--- start DATA ENTRIES ---
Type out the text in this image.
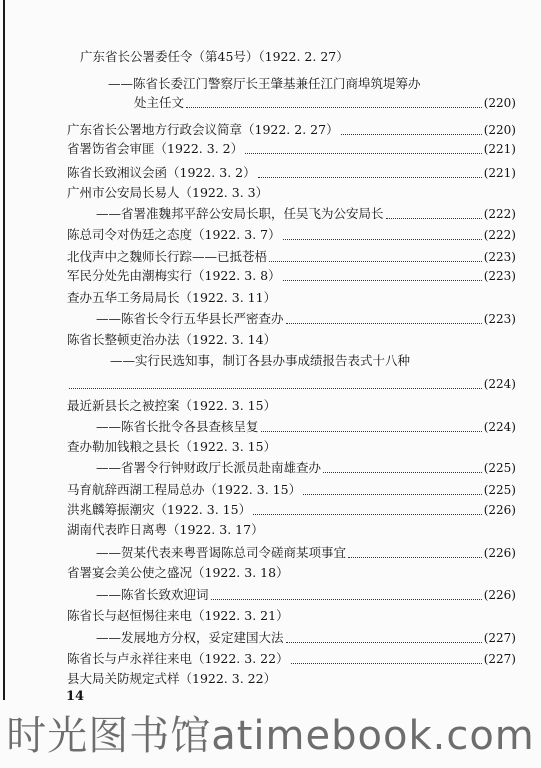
广东省长公署委任令（第45号）（1922. 2. 27）
——陈省长委江门警察厅长王肇基兼任江门商埠筑堤筹办
处主任文	(220)
广东省长公署地方行政会议简章（1922. 2. 27）	(220)
省署饬省会审匪（1922. 3. 2）	(221)
陈省长致湘议会函（1922. 3. 2）	(221)
广州市公安局长易人（1922. 3. 3）
——省署准魏邦平辞公安局长职，任吴飞为公安局长	(222)
陈总司令对伪廷之态度（1922. 3. 7）	(222)
北伐声中之魏师长行踪——已抵苍梧	(223)
军民分处先由潮梅实行（1922. 3. 8）	(223)
查办五华工务局局长（1922. 3. 11）
——陈省长令行五华县长严密查办	(223)
陈省长整顿吏治办法（1922. 3. 14）
——实行民选知事，制订各县办事成绩报告表式十八种
(224)
最近新县长之被控案（1922. 3. 15）
——陈省长批令各县查核呈复	(224)
查办勒加钱粮之县长（1922. 3. 15）
——省署令行钟财政厅长派员赴南雄查办	(225)
马育航辞西湖工程局总办（1922. 3. 15）	(225)
洪兆麟筹振潮灾（1922. 3. 15）	(226)
湖南代表昨日离粤（1922. 3. 17）
——贺某代表来粤晋谒陈总司令磋商某项事宜	(226)
省署宴会美公使之盛况（1922. 3. 18）
——陈省长致欢迎词	(226)
陈省长与赵恒惕往来电（1922. 3. 21）
——发展地方分权，妥定建国大法	(227)
陈省长与卢永祥往来电（1922. 3. 22）	(227)
县大局关防规定式样（1922. 3. 22）
14
时光图书馆atimebook.com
--- end DATA ENTRIES ---
- **BRIEF**
All the lines above are to be reproduced exactly, except the pictures.

- **FULL RESPONSE**
Type out the text in this image.
广东省长公署委任令（第45号）（1922. 2. 27）
——陈省长委江门警察厅长王肇基兼任江门商埠筑堤筹办
处主任文	(220)
广东省长公署地方行政会议简章（1922. 2. 27）	(220)
省署饬省会审匪（1922. 3. 2）	(221)
陈省长致湘议会函（1922. 3. 2）	(221)
广州市公安局长易人（1922. 3. 3）
——省署准魏邦平辞公安局长职，任吴飞为公安局长	(222)
陈总司令对伪廷之态度（1922. 3. 7）	(222)
北伐声中之魏师长行踪——已抵苍梧	(223)
军民分处先由潮梅实行（1922. 3. 8）	(223)
查办五华工务局局长（1922. 3. 11）
——陈省长令行五华县长严密查办	(223)
陈省长整顿吏治办法（1922. 3. 14）
——实行民选知事，制订各县办事成绩报告表式十八种
(224)
最近新县长之被控案（1922. 3. 15）
——陈省长批令各县查核呈复	(224)
查办勒加钱粮之县长（1922. 3. 15）
——省署令行钟财政厅长派员赴南雄查办	(225)
马育航辞西湖工程局总办（1922. 3. 15）	(225)
洪兆麟筹振潮灾（1922. 3. 15）	(226)
湖南代表昨日离粤（1922. 3. 17）
——贺某代表来粤晋谒陈总司令磋商某项事宜	(226)
省署宴会美公使之盛况（1922. 3. 18）
——陈省长致欢迎词	(226)
陈省长与赵恒惕往来电（1922. 3. 21）
——发展地方分权，妥定建国大法	(227)
陈省长与卢永祥往来电（1922. 3. 22）	(227)
县大局关防规定式样（1922. 3. 22）
14
时光图书馆atimebook.com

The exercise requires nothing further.